Start Given entries

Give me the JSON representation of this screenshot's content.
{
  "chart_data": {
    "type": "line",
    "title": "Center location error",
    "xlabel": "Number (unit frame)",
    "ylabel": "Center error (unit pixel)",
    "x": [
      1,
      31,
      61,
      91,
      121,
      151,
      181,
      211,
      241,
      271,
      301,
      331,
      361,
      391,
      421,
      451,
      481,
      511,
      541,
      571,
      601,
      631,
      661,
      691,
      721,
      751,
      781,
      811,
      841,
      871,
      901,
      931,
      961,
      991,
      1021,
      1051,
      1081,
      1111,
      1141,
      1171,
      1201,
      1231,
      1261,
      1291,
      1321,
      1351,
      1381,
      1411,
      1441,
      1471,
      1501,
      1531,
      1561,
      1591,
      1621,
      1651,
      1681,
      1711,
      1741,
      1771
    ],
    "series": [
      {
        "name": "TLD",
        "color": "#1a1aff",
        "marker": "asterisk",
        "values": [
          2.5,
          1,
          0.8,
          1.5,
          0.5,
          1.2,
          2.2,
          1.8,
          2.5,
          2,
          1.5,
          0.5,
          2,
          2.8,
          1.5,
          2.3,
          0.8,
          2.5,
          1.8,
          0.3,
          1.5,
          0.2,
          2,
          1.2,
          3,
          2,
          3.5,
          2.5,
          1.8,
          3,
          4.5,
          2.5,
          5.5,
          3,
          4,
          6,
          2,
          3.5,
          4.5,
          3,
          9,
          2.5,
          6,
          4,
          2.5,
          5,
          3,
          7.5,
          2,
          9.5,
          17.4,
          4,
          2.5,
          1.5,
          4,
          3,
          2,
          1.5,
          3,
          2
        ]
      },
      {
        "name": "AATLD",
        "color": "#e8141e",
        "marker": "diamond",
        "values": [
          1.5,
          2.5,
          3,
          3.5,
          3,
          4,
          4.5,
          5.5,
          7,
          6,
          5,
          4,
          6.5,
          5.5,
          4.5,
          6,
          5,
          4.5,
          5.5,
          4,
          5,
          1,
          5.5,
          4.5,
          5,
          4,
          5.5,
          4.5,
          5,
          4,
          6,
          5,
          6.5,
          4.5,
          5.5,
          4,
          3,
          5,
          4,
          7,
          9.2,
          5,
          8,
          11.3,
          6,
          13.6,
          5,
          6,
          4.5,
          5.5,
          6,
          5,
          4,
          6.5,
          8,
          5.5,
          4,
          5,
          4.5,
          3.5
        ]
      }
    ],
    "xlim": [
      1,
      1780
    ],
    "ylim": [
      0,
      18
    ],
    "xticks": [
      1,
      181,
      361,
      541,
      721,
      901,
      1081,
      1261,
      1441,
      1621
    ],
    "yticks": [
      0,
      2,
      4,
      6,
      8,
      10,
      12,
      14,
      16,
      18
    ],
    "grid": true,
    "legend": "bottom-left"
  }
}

End Given entries

-- Set task --
Every entry needs to be retyped exactly.

-- Response --
Give me the JSON representation of this screenshot's content.
{
  "chart_data": {
    "type": "line",
    "title": "Center location error",
    "xlabel": "Number (unit frame)",
    "ylabel": "Center error (unit pixel)",
    "x": [
      1,
      31,
      61,
      91,
      121,
      151,
      181,
      211,
      241,
      271,
      301,
      331,
      361,
      391,
      421,
      451,
      481,
      511,
      541,
      571,
      601,
      631,
      661,
      691,
      721,
      751,
      781,
      811,
      841,
      871,
      901,
      931,
      961,
      991,
      1021,
      1051,
      1081,
      1111,
      1141,
      1171,
      1201,
      1231,
      1261,
      1291,
      1321,
      1351,
      1381,
      1411,
      1441,
      1471,
      1501,
      1531,
      1561,
      1591,
      1621,
      1651,
      1681,
      1711,
      1741,
      1771
    ],
    "series": [
      {
        "name": "TLD",
        "color": "#1a1aff",
        "marker": "asterisk",
        "values": [
          2.5,
          1,
          0.8,
          1.5,
          0.5,
          1.2,
          2.2,
          1.8,
          2.5,
          2,
          1.5,
          0.5,
          2,
          2.8,
          1.5,
          2.3,
          0.8,
          2.5,
          1.8,
          0.3,
          1.5,
          0.2,
          2,
          1.2,
          3,
          2,
          3.5,
          2.5,
          1.8,
          3,
          4.5,
          2.5,
          5.5,
          3,
          4,
          6,
          2,
          3.5,
          4.5,
          3,
          9,
          2.5,
          6,
          4,
          2.5,
          5,
          3,
          7.5,
          2,
          9.5,
          17.4,
          4,
          2.5,
          1.5,
          4,
          3,
          2,
          1.5,
          3,
          2
        ]
      },
      {
        "name": "AATLD",
        "color": "#e8141e",
        "marker": "diamond",
        "values": [
          1.5,
          2.5,
          3,
          3.5,
          3,
          4,
          4.5,
          5.5,
          7,
          6,
          5,
          4,
          6.5,
          5.5,
          4.5,
          6,
          5,
          4.5,
          5.5,
          4,
          5,
          1,
          5.5,
          4.5,
          5,
          4,
          5.5,
          4.5,
          5,
          4,
          6,
          5,
          6.5,
          4.5,
          5.5,
          4,
          3,
          5,
          4,
          7,
          9.2,
          5,
          8,
          11.3,
          6,
          13.6,
          5,
          6,
          4.5,
          5.5,
          6,
          5,
          4,
          6.5,
          8,
          5.5,
          4,
          5,
          4.5,
          3.5
        ]
      }
    ],
    "xlim": [
      1,
      1780
    ],
    "ylim": [
      0,
      18
    ],
    "xticks": [
      1,
      181,
      361,
      541,
      721,
      901,
      1081,
      1261,
      1441,
      1621
    ],
    "yticks": [
      0,
      2,
      4,
      6,
      8,
      10,
      12,
      14,
      16,
      18
    ],
    "grid": true,
    "legend": "bottom-left"
  }
}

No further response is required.